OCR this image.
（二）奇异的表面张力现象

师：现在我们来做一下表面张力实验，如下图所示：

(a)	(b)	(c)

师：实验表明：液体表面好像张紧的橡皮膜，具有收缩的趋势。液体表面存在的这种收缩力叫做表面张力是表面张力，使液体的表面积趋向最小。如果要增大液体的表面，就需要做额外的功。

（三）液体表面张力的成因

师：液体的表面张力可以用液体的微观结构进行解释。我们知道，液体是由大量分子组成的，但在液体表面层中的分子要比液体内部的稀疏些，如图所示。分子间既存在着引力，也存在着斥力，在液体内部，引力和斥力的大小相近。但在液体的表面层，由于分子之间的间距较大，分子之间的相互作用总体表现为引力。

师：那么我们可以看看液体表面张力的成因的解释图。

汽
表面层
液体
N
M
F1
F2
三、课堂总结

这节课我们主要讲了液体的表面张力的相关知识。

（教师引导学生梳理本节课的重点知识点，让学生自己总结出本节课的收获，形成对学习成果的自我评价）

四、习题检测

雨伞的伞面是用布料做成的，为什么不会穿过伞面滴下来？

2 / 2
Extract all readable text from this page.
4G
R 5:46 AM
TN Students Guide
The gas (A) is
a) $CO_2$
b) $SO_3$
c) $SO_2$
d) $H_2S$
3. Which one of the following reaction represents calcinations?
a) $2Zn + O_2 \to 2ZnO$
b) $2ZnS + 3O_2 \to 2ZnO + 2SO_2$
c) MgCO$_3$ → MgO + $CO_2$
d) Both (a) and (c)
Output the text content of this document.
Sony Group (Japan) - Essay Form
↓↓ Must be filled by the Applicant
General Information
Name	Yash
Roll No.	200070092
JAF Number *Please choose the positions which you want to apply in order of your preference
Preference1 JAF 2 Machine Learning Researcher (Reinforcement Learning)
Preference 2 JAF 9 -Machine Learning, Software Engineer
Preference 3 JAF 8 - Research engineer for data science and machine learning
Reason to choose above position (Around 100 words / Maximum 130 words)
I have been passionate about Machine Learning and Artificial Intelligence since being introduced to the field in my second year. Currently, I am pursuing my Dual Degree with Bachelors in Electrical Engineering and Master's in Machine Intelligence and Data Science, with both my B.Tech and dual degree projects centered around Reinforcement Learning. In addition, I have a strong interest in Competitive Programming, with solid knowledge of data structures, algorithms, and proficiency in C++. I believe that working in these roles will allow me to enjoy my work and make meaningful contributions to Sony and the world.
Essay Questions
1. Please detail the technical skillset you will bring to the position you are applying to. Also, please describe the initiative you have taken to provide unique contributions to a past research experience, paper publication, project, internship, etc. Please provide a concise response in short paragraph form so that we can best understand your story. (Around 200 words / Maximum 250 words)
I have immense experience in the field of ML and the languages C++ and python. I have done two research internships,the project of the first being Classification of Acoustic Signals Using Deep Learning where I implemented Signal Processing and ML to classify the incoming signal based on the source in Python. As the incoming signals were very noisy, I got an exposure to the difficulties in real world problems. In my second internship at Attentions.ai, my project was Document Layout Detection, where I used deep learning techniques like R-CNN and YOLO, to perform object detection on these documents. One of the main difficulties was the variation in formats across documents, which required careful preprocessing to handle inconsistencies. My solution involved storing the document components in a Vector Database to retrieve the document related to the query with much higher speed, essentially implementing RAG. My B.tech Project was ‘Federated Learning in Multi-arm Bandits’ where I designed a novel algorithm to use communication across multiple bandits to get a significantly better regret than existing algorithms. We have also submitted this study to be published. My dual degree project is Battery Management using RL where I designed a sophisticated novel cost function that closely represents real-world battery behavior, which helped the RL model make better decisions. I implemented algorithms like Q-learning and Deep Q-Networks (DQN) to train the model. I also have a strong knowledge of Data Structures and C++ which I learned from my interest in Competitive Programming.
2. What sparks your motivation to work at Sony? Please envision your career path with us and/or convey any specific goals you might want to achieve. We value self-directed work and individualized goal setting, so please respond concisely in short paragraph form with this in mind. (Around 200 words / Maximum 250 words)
============
Stated problem » Each line of the material should be duplicated exactly, please.

Result of this exercise »
OCR this image.
（二）奇异的表面张力现象

师：现在我们来做一下表面张力实验，如下图所示：

(a)	(b)	(c)

师：实验表明：液体表面好像张紧的橡皮膜，具有收缩的趋势。液体表面存在的这种收缩力叫做表面张力是表面张力，使液体的表面积趋向最小。如果要增大液体的表面，就需要做额外的功。

（三）液体表面张力的成因

师：液体的表面张力可以用液体的微观结构进行解释。我们知道，液体是由大量分子组成的，但在液体表面层中的分子要比液体内部的稀疏些，如图所示。分子间既存在着引力，也存在着斥力，在液体内部，引力和斥力的大小相近。但在液体的表面层，由于分子之间的间距较大，分子之间的相互作用总体表现为引力。

师：那么我们可以看看液体表面张力的成因的解释图。

汽
表面层
液体
N
M
F1
F2
三、课堂总结

这节课我们主要讲了液体的表面张力的相关知识。

（教师引导学生梳理本节课的重点知识点，让学生自己总结出本节课的收获，形成对学习成果的自我评价）

四、习题检测

雨伞的伞面是用布料做成的，为什么不会穿过伞面滴下来？

2 / 2
Extract all readable text from this page.
4G
R 5:46 AM
TN Students Guide
The gas (A) is
a) $CO_2$
b) $SO_3$
c) $SO_2$
d) $H_2S$
3. Which one of the following reaction represents calcinations?
a) $2Zn + O_2 \to 2ZnO$
b) $2ZnS + 3O_2 \to 2ZnO + 2SO_2$
c) MgCO$_3$ → MgO + $CO_2$
d) Both (a) and (c)
Output the text content of this document.
Sony Group (Japan) - Essay Form
↓↓ Must be filled by the Applicant
General Information
Name	Yash
Roll No.	200070092
JAF Number *Please choose the positions which you want to apply in order of your preference
Preference1 JAF 2 Machine Learning Researcher (Reinforcement Learning)
Preference 2 JAF 9 -Machine Learning, Software Engineer
Preference 3 JAF 8 - Research engineer for data science and machine learning
Reason to choose above position (Around 100 words / Maximum 130 words)
I have been passionate about Machine Learning and Artificial Intelligence since being introduced to the field in my second year. Currently, I am pursuing my Dual Degree with Bachelors in Electrical Engineering and Master's in Machine Intelligence and Data Science, with both my B.Tech and dual degree projects centered around Reinforcement Learning. In addition, I have a strong interest in Competitive Programming, with solid knowledge of data structures, algorithms, and proficiency in C++. I believe that working in these roles will allow me to enjoy my work and make meaningful contributions to Sony and the world.
Essay Questions
1. Please detail the technical skillset you will bring to the position you are applying to. Also, please describe the initiative you have taken to provide unique contributions to a past research experience, paper publication, project, internship, etc. Please provide a concise response in short paragraph form so that we can best understand your story. (Around 200 words / Maximum 250 words)
I have immense experience in the field of ML and the languages C++ and python. I have done two research internships,the project of the first being Classification of Acoustic Signals Using Deep Learning where I implemented Signal Processing and ML to classify the incoming signal based on the source in Python. As the incoming signals were very noisy, I got an exposure to the difficulties in real world problems. In my second internship at Attentions.ai, my project was Document Layout Detection, where I used deep learning techniques like R-CNN and YOLO, to perform object detection on these documents. One of the main difficulties was the variation in formats across documents, which required careful preprocessing to handle inconsistencies. My solution involved storing the document components in a Vector Database to retrieve the document related to the query with much higher speed, essentially implementing RAG. My B.tech Project was ‘Federated Learning in Multi-arm Bandits’ where I designed a novel algorithm to use communication across multiple bandits to get a significantly better regret than existing algorithms. We have also submitted this study to be published. My dual degree project is Battery Management using RL where I designed a sophisticated novel cost function that closely represents real-world battery behavior, which helped the RL model make better decisions. I implemented algorithms like Q-learning and Deep Q-Networks (DQN) to train the model. I also have a strong knowledge of Data Structures and C++ which I learned from my interest in Competitive Programming.
2. What sparks your motivation to work at Sony? Please envision your career path with us and/or convey any specific goals you might want to achieve. We value self-directed work and individualized goal setting, so please respond concisely in short paragraph form with this in mind. (Around 200 words / Maximum 250 words)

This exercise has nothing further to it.